== Text ==
◇ ◇ ◇ ◇ ◇ ◇ ◇

In the claims, any reference signs placed between parentheses shall not be construed as limiting the claim. The word ‘comprising’ does not exclude the presence of other elements or steps then those listed in a claim. Furthermore, the terms “a” or “an,” as used herein, are defined as one or more than one. Also, the use of introductory phrases such as “at least one” and “one or more” in the claims should not be construed to imply that the introduction of another claim element by the indefinite articles “a” or “an” limits any particular claim containing such introduced claim element to inventions containing only one such element, even when the same claim includes the introductory phrases “one or more” or “at least one” and indefinite articles such as “a” or “an.” The same holds true for the use of definite articles. Unless stated otherwise, terms such as “first” and “second” are used to arbitrarily distinguish between the elements such terms describe. Thus, these terms are not necessarily intended to indicate temporal or other prioritization of such elements. The mere fact that certain measures are recited in mutually different claims does not indicate that a combination of these measures cannot be used to advantage.

While certain features of the invention have been illustrated and described herein, many modifications, substitutions, changes, and equivalents will now occur to those of ordinary skill in the art. It is, therefore, to be understood that the appended claims are intended to cover all such modifications and changes as fall within the true spirit of the invention.

Claims

1. A micro-electromechanical system (MEMS) device that comprises a substrate, support structures and functional elements;

wherein the functional elements are included in a plurality of functional layers, the plurality of functional layers are spaced apart from each other;

wherein the support structures are conductive and are configured to provide structural support to the plurality of functional layers;

wherein each functional element is electrically coupled to at least one of the support structures; and

wherein the support structures are spaced apart from each other.

2. The MEMS device according to claim 1 wherein a given support structure comprises first portions that are included within the plurality of functional layers and second portions which are positioned between the plurality of functional layers.

◇ ◇ ◇ ◇ ◇ ◇ ◇

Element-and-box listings
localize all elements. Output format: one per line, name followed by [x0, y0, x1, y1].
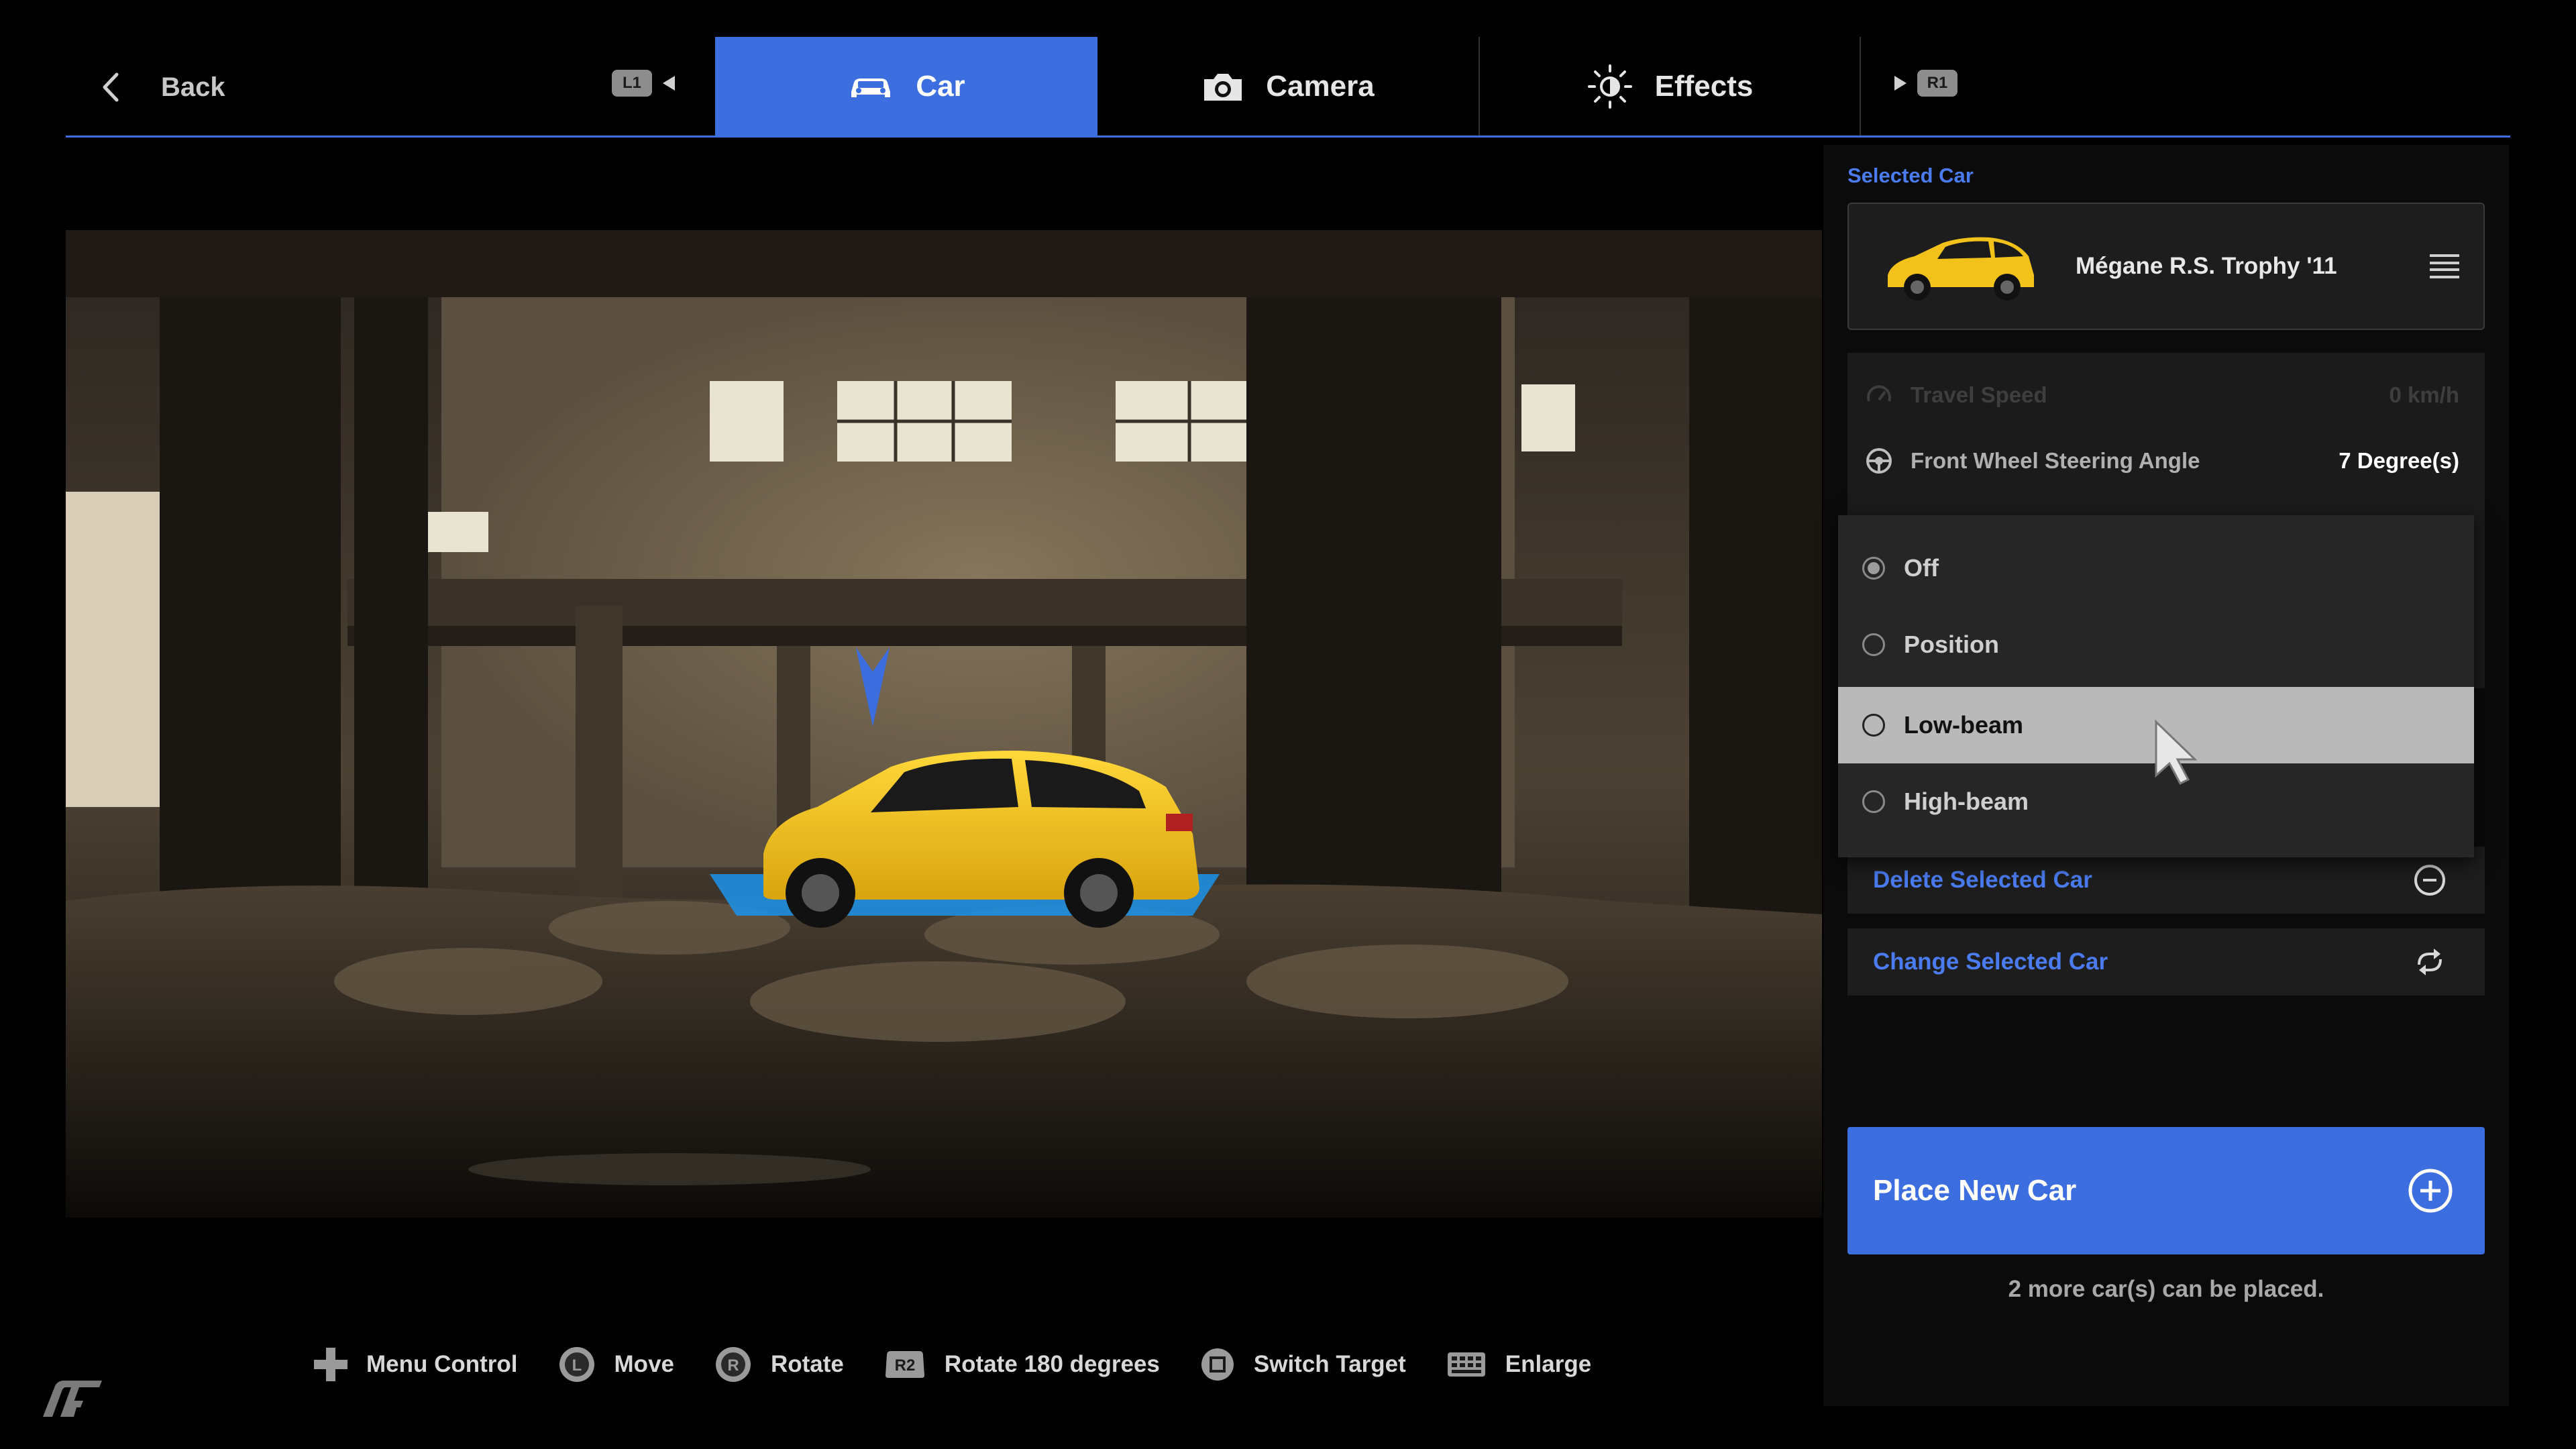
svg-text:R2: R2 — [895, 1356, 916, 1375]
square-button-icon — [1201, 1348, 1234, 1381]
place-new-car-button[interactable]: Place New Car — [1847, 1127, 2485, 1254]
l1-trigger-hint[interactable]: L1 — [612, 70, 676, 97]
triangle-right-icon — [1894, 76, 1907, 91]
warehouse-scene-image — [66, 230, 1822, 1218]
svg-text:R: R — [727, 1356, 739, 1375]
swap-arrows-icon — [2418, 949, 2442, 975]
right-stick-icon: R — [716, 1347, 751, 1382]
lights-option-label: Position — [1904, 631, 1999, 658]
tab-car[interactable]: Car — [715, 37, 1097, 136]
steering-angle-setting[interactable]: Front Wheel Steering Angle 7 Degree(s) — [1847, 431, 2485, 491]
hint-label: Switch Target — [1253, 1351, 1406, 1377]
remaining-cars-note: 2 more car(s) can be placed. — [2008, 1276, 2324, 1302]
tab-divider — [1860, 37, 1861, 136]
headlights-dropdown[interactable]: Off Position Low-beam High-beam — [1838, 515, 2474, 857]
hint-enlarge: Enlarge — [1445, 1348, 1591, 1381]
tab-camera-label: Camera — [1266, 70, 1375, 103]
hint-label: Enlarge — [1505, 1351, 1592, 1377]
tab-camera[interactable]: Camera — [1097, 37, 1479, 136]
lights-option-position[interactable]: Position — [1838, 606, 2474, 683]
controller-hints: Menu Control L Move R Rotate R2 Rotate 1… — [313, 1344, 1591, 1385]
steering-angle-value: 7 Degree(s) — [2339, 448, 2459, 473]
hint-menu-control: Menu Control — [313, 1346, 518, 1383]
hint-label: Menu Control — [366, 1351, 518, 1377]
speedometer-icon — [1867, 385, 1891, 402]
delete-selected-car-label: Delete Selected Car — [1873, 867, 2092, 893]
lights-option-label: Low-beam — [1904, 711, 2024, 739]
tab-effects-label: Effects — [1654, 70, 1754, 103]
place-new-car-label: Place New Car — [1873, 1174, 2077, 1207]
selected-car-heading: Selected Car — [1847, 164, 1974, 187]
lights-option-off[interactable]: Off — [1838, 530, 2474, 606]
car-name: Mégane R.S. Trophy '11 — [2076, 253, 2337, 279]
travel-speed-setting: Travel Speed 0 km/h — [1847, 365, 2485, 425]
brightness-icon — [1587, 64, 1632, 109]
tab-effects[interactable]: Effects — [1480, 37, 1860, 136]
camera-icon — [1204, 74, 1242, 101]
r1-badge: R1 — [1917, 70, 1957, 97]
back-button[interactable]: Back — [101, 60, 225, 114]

◇ ◇ ◇ ◇ ◇ ◇ ◇

== Exercise instructions ==
- 1) In the MEMS patent text, how are the terms "a" or "an" defined?
- 2) Go on with the MEMS patent text, starting after the last claim shown.

== Answers for this exercise ==
- 1) They are defined as one or more than one.

- 2)
3. The MEMS device according to claim 2 wherein the first portions and the second portions are vertically aligned.

4. The MEMS device according to claim 2 wherein the first portions and the second portions are vertically misaligned.

5. The MEMS device according to claim 1 wherein the support structures comprise a conductive envelope and one or more core segments that are at least partially insulating.

6. The MEMS device according to claim 5 wherein the one or more core segments are made of Silicon Oxide.

7. The MEMS device according to claim 1 wherein the support structures comprise one or more core segments that are surrounded by other segments; wherein the other segments comprise a conductive envelope; wherein for a given etch process the one or more core segments exhibit an etch rate that exceeds an etch rate of the other segments.

8. The MEMS device according to claim 7 wherein the one or more core segments are made of a material selected out of Tetraethyl orthosilicate, Silicon Oxide, and undoped Silica glass (USG).

9. The MEMS device according to claim 1 wherein a number of functional layers of the plurality of functional layers exceeds three.

10. The MEMS device according to claim 1 wherein the MEMS functional elements comprise a membrane, a blind and a shutter.

11. The MEMS device according to claim 10 wherein the membrane, the blind and the shutter belong to different functional layers of the plurality of functional layers.

12. The MEMS device according to claim 1 wherein the support structures are arranged in groups.

13. The MEMS device according to claim 12 wherein a given group of support structures is electrically coupled to a given MEMS functional element; and wherein the given group of support structures surrounds the given MEMS functional element.

14. The MEMS device according to claim 12 wherein at least two groups of support structures share at least one support structure.

15. The MEMS device according to claim 12 wherein at least two adjacent groups of support structures do not share any support structure.

16. The MEMS device according to claim 12 wherein all support structures of a given group of support structures have a same size and shape.

17. The MEMS device according to claim 12 wherein two or more support structures of a given group of support structures differ from each other by shape.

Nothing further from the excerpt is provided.